** BEGIN Recorded data **

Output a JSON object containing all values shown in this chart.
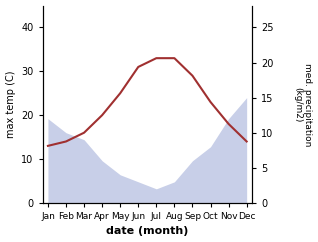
{
  "months": [
    "Jan",
    "Feb",
    "Mar",
    "Apr",
    "May",
    "Jun",
    "Jul",
    "Aug",
    "Sep",
    "Oct",
    "Nov",
    "Dec"
  ],
  "temp": [
    13,
    14,
    16,
    20,
    25,
    31,
    33,
    33,
    29,
    23,
    18,
    14
  ],
  "precip": [
    12,
    10,
    9,
    6,
    4,
    3,
    2,
    3,
    6,
    8,
    12,
    15
  ],
  "temp_color": "#a03030",
  "precip_fill_color": "#c8cfe8",
  "temp_ylim": [
    0,
    45
  ],
  "precip_ylim": [
    0,
    28.125
  ],
  "temp_yticks": [
    0,
    10,
    20,
    30,
    40
  ],
  "precip_yticks": [
    0,
    5,
    10,
    15,
    20,
    25
  ],
  "xlabel": "date (month)",
  "ylabel_left": "max temp (C)",
  "ylabel_right": "med. precipitation\n(kg/m2)",
  "title": ""
}
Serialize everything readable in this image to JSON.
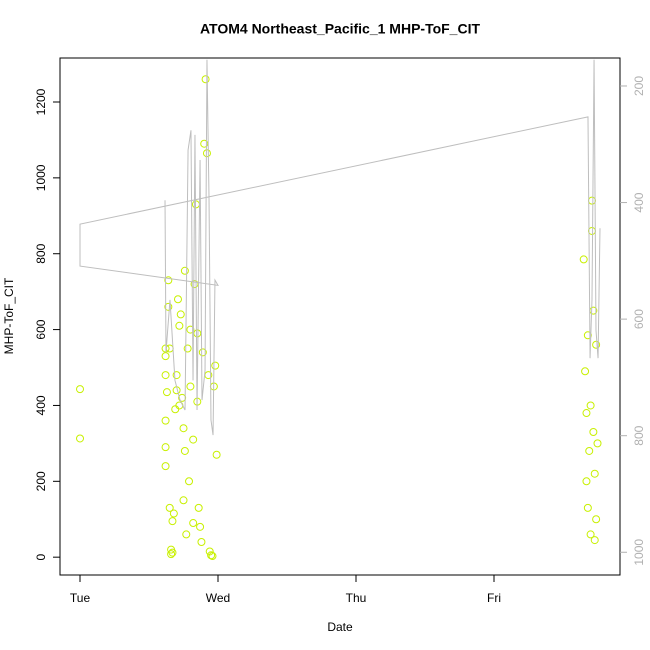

** END Recorded data **

• **What is expected**: Nothing but the pictures may be dropped; output the records above exactly.

• **Correct answer**:
Output a JSON object containing all values shown in this chart.
{
  "months": [
    "Jan",
    "Feb",
    "Mar",
    "Apr",
    "May",
    "Jun",
    "Jul",
    "Aug",
    "Sep",
    "Oct",
    "Nov",
    "Dec"
  ],
  "temp": [
    13,
    14,
    16,
    20,
    25,
    31,
    33,
    33,
    29,
    23,
    18,
    14
  ],
  "precip": [
    12,
    10,
    9,
    6,
    4,
    3,
    2,
    3,
    6,
    8,
    12,
    15
  ],
  "temp_color": "#a03030",
  "precip_fill_color": "#c8cfe8",
  "temp_ylim": [
    0,
    45
  ],
  "precip_ylim": [
    0,
    28.125
  ],
  "temp_yticks": [
    0,
    10,
    20,
    30,
    40
  ],
  "precip_yticks": [
    0,
    5,
    10,
    15,
    20,
    25
  ],
  "xlabel": "date (month)",
  "ylabel_left": "max temp (C)",
  "ylabel_right": "med. precipitation\n(kg/m2)",
  "title": ""
}
Serialize everything readable in this image to JSON.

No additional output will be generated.